_AIM OF THE TASK_
What follows is a set of records, each of which is to be written out exactly.

=== EXTRACTED MATERIAL ===

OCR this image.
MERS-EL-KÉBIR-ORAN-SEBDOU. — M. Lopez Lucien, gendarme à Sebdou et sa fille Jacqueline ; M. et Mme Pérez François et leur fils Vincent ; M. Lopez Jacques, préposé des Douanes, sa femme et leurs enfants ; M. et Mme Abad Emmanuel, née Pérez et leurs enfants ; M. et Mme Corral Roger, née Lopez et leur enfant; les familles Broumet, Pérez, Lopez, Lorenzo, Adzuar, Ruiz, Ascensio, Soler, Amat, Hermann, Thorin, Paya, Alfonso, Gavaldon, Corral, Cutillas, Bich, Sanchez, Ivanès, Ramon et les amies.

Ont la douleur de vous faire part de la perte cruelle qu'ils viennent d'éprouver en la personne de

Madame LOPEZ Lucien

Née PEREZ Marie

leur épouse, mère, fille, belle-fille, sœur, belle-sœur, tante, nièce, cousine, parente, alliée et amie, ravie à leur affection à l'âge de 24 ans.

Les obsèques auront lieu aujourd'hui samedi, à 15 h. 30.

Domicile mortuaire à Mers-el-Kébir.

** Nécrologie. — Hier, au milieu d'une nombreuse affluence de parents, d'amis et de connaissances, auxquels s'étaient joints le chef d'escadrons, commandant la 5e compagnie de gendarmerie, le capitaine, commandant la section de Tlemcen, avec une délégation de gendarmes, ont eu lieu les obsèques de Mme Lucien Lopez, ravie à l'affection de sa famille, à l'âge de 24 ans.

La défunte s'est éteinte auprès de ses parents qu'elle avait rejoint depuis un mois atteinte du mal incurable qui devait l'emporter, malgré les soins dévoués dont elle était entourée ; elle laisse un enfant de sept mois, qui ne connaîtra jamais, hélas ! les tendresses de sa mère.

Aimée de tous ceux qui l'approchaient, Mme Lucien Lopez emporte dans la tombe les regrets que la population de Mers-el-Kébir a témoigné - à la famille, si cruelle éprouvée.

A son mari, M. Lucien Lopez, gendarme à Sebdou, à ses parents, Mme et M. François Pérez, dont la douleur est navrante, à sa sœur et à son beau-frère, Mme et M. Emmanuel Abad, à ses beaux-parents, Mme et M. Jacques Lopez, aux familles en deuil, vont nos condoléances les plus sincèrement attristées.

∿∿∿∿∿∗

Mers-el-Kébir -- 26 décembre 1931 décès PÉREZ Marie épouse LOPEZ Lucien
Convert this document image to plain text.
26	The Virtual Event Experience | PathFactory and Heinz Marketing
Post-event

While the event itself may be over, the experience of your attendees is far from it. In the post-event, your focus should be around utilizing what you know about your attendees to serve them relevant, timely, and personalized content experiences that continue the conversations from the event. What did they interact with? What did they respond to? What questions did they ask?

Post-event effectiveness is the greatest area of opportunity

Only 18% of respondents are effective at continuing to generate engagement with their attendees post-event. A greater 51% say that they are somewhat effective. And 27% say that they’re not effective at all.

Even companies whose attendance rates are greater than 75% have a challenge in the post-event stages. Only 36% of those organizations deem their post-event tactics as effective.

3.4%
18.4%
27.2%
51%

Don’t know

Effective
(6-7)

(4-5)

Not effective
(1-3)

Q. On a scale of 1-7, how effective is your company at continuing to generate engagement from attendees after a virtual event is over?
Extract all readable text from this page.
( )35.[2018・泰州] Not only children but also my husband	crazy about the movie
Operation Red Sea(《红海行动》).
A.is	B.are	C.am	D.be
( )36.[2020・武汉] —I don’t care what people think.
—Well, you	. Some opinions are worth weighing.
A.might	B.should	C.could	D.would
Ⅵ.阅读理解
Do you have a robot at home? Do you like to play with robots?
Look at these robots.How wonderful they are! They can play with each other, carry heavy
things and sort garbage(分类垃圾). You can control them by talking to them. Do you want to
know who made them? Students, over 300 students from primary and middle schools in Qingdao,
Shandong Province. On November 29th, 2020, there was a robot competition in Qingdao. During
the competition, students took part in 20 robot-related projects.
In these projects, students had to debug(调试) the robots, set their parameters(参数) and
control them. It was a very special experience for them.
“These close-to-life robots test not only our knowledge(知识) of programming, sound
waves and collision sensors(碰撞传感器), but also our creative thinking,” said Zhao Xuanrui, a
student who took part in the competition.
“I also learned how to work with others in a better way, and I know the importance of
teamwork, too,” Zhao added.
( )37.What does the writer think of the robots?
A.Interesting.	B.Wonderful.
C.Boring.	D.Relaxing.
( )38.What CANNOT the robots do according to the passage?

===

_FINAL RESULT_
OCR this image.
MERS-EL-KÉBIR-ORAN-SEBDOU. — M. Lopez Lucien, gendarme à Sebdou et sa fille Jacqueline ; M. et Mme Pérez François et leur fils Vincent ; M. Lopez Jacques, préposé des Douanes, sa femme et leurs enfants ; M. et Mme Abad Emmanuel, née Pérez et leurs enfants ; M. et Mme Corral Roger, née Lopez et leur enfant; les familles Broumet, Pérez, Lopez, Lorenzo, Adzuar, Ruiz, Ascensio, Soler, Amat, Hermann, Thorin, Paya, Alfonso, Gavaldon, Corral, Cutillas, Bich, Sanchez, Ivanès, Ramon et les amies.

Ont la douleur de vous faire part de la perte cruelle qu'ils viennent d'éprouver en la personne de

Madame LOPEZ Lucien

Née PEREZ Marie

leur épouse, mère, fille, belle-fille, sœur, belle-sœur, tante, nièce, cousine, parente, alliée et amie, ravie à leur affection à l'âge de 24 ans.

Les obsèques auront lieu aujourd'hui samedi, à 15 h. 30.

Domicile mortuaire à Mers-el-Kébir.

** Nécrologie. — Hier, au milieu d'une nombreuse affluence de parents, d'amis et de connaissances, auxquels s'étaient joints le chef d'escadrons, commandant la 5e compagnie de gendarmerie, le capitaine, commandant la section de Tlemcen, avec une délégation de gendarmes, ont eu lieu les obsèques de Mme Lucien Lopez, ravie à l'affection de sa famille, à l'âge de 24 ans.

La défunte s'est éteinte auprès de ses parents qu'elle avait rejoint depuis un mois atteinte du mal incurable qui devait l'emporter, malgré les soins dévoués dont elle était entourée ; elle laisse un enfant de sept mois, qui ne connaîtra jamais, hélas ! les tendresses de sa mère.

Aimée de tous ceux qui l'approchaient, Mme Lucien Lopez emporte dans la tombe les regrets que la population de Mers-el-Kébir a témoigné - à la famille, si cruelle éprouvée.

A son mari, M. Lucien Lopez, gendarme à Sebdou, à ses parents, Mme et M. François Pérez, dont la douleur est navrante, à sa sœur et à son beau-frère, Mme et M. Emmanuel Abad, à ses beaux-parents, Mme et M. Jacques Lopez, aux familles en deuil, vont nos condoléances les plus sincèrement attristées.

∿∿∿∿∿∗

Mers-el-Kébir -- 26 décembre 1931 décès PÉREZ Marie épouse LOPEZ Lucien
Convert this document image to plain text.
26	The Virtual Event Experience | PathFactory and Heinz Marketing
Post-event

While the event itself may be over, the experience of your attendees is far from it. In the post-event, your focus should be around utilizing what you know about your attendees to serve them relevant, timely, and personalized content experiences that continue the conversations from the event. What did they interact with? What did they respond to? What questions did they ask?

Post-event effectiveness is the greatest area of opportunity

Only 18% of respondents are effective at continuing to generate engagement with their attendees post-event. A greater 51% say that they are somewhat effective. And 27% say that they’re not effective at all.

Even companies whose attendance rates are greater than 75% have a challenge in the post-event stages. Only 36% of those organizations deem their post-event tactics as effective.

3.4%
18.4%
27.2%
51%

Don’t know

Effective
(6-7)

(4-5)

Not effective
(1-3)

Q. On a scale of 1-7, how effective is your company at continuing to generate engagement from attendees after a virtual event is over?
Extract all readable text from this page.
( )35.[2018・泰州] Not only children but also my husband	crazy about the movie
Operation Red Sea(《红海行动》).
A.is	B.are	C.am	D.be
( )36.[2020・武汉] —I don’t care what people think.
—Well, you	. Some opinions are worth weighing.
A.might	B.should	C.could	D.would
Ⅵ.阅读理解
Do you have a robot at home? Do you like to play with robots?
Look at these robots.How wonderful they are! They can play with each other, carry heavy
things and sort garbage(分类垃圾). You can control them by talking to them. Do you want to
know who made them? Students, over 300 students from primary and middle schools in Qingdao,
Shandong Province. On November 29th, 2020, there was a robot competition in Qingdao. During
the competition, students took part in 20 robot-related projects.
In these projects, students had to debug(调试) the robots, set their parameters(参数) and
control them. It was a very special experience for them.
“These close-to-life robots test not only our knowledge(知识) of programming, sound
waves and collision sensors(碰撞传感器), but also our creative thinking,” said Zhao Xuanrui, a
student who took part in the competition.
“I also learned how to work with others in a better way, and I know the importance of
teamwork, too,” Zhao added.
( )37.What does the writer think of the robots?
A.Interesting.	B.Wonderful.
C.Boring.	D.Relaxing.
( )38.What CANNOT the robots do according to the passage?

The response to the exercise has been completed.